* GOAL
Copy the Bahamas travel article below from "You see, considering" up to and including "with minimal effort.", swapping "archipelago" for "chain of islands".
* Start QUOTED PASSAGE *
How to Make Your Bahamas Vacation Twice As Nice

Mar 1, 2022

There are things in life where having just one is perfectly sufficient. One daily multivitamin, for example; or one mortgage. 

But in other cases — like when you find yourself basking on the blissful white sands, splashing in the crystalline ocean waters or exploring the history and culture of a paradisiacal island in The Bahamas — less is inarguably not more. 

You see, considering there are 700 islands and cays in this stunning archipelago, visiting at least two of these distinct destinations seems a must. And we have a plan for how to maximize your time and see as much of this gorgeous country as possible, with minimal effort. 

Here’s how to experience more of The Bahamas on your next island escape, in three easy steps: Go Big, Go Small — and, saving the hardest for last — Go Home.

Step 1: Go Big

In keeping with the theme of two, just that many airports serve as primary entry points for travelers from the US. Fourteen US gateways (Atlanta, Chicago, Dallas and New York among them) offer nonstop flights to Lynden Pindling International in Nassau on New Providence Island, while both Miami and Fort Lauderdale offer direct flights to Grand Bahama International Airport in Freeport, on Grand Bahama Island.

Your Bahamas vacation starts minutes after you touch down when you book the first part of your trip in one of these celebrated locales — each set just a short taxi ride from the airport.

New Providence

New Providence ­— the island home of the capital city, Nassau — may seem an obvious choice, but it’s a great one. You’ll know you’ve entered paradise even before you get to your hotel, as you’ll catch glimpses of luminescent aquamarine water just gleaming away on the roadside from your taxi window.

Cable Beach

Once you’ve settled in and are officially ready to dig your toes into the sand, you’ll be spoiled for choice. With its curvaceous three-mile shore, Cable Beach is a perennial favorite — and we do mean perennial, since temperatures rarely dip below 72 degrees even in the “coldest” Bahamian winter months.

Besides the lure of the warm white sand and gentle, sea glass-colored waves, there are plenty of other diversions at hand here. Water sports rental companies lend everything from jet skis to stand-up paddle boards. Opened last spring, the 15-acre Baha Bay water park sprawls across the eastern end of the beach at Baha Mar Resort, and a limited number of day passes are available for non-hotel guests.

Those who prefer their water served with a hefty dose of adrenaline will revel in the park’s surf simulator and numerous thrill slides, including dueling chutes that spout daring riders out into a freefall over a sparkling aquamarine pool. The water babies in the group, on the other hand, will appreciate an array of more gradual slides, a tranquil wading pool and a lazy river.     

When a break from the sun is warranted, there are many options for taking the party indoors or under the cover of a Tiki hut or shaded porch. In the many resorts that dot this buzzing beach, you’ll find casual pubs, jazz bars, swanky restaurants, elegant casinos and much more.

If a romantic, secluded beach is more your style, take a drive over to Love Beach. Depending on the season, you may find yourselves the only ones in sight. Slow down and observe small sea creatures in microhabitats formed by tidal pools, or pull on a pair of flippers for some prime snorkeling. Though this area is only a 20-minute drive from the airport, it feels delightfully removed. Get a sense of true Bahamian life as you chat with locals over a Kalik (the island’s beer) and a jalapeno-laced conch salad at a nearby seafood shack. Neighboring vacation rentals and boutique hotels offer the chance to make more than a day trip out of this secluded spot.
* End QUOTED PASSAGE *
* Start RECORD EXTRACTS *
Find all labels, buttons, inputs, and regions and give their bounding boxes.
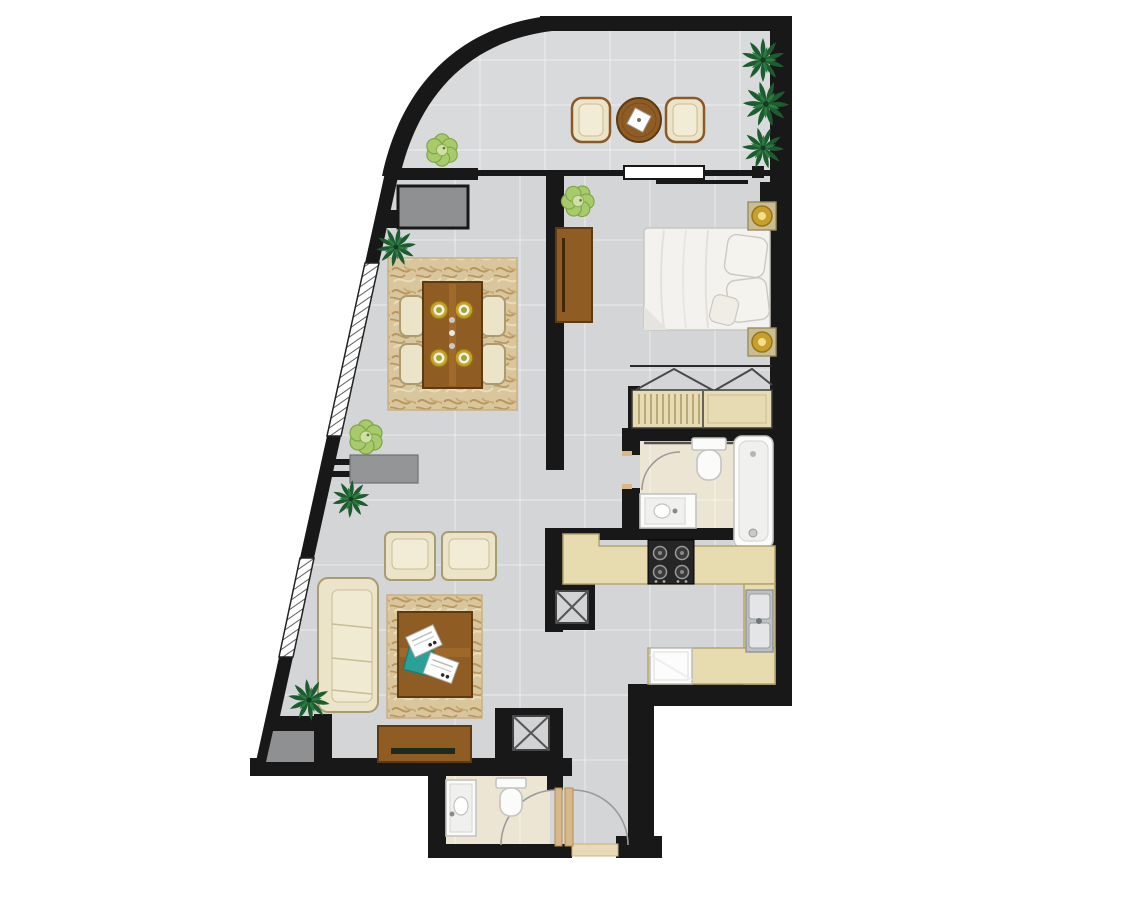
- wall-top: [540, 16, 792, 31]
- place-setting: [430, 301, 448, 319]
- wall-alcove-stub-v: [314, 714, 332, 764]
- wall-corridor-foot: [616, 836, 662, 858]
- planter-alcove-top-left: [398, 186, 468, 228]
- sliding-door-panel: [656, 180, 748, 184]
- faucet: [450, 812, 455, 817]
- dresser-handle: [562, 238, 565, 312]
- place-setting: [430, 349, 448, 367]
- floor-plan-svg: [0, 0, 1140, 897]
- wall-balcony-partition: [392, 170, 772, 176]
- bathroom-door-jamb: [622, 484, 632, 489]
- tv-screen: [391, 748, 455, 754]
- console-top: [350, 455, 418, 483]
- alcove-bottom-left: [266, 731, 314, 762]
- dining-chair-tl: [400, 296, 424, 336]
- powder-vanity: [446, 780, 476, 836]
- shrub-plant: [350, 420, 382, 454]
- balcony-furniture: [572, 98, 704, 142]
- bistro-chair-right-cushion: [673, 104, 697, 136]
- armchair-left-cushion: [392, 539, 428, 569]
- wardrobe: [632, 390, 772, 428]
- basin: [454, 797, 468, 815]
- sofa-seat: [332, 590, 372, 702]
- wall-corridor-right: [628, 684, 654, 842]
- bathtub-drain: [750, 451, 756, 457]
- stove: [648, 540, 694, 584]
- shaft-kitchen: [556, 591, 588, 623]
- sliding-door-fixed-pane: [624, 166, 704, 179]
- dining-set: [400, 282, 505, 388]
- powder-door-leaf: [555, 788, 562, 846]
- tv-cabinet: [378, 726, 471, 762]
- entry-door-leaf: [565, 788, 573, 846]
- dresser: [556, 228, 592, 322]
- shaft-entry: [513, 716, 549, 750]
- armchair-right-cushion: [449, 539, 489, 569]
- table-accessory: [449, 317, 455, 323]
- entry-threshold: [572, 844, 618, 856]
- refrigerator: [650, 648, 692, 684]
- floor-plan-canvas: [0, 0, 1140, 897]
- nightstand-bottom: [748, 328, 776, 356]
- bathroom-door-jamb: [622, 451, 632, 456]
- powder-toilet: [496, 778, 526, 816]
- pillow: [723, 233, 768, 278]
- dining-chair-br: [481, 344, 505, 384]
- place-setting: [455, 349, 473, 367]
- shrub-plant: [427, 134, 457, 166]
* End RECORD EXTRACTS *
* RESULT BELOW
You see, considering there are 700 islands and cays in this stunning chain of islands, visiting at least two of these distinct destinations seems a must. And we have a plan for how to maximize your time and see as much of this gorgeous country as possible, with minimal effort.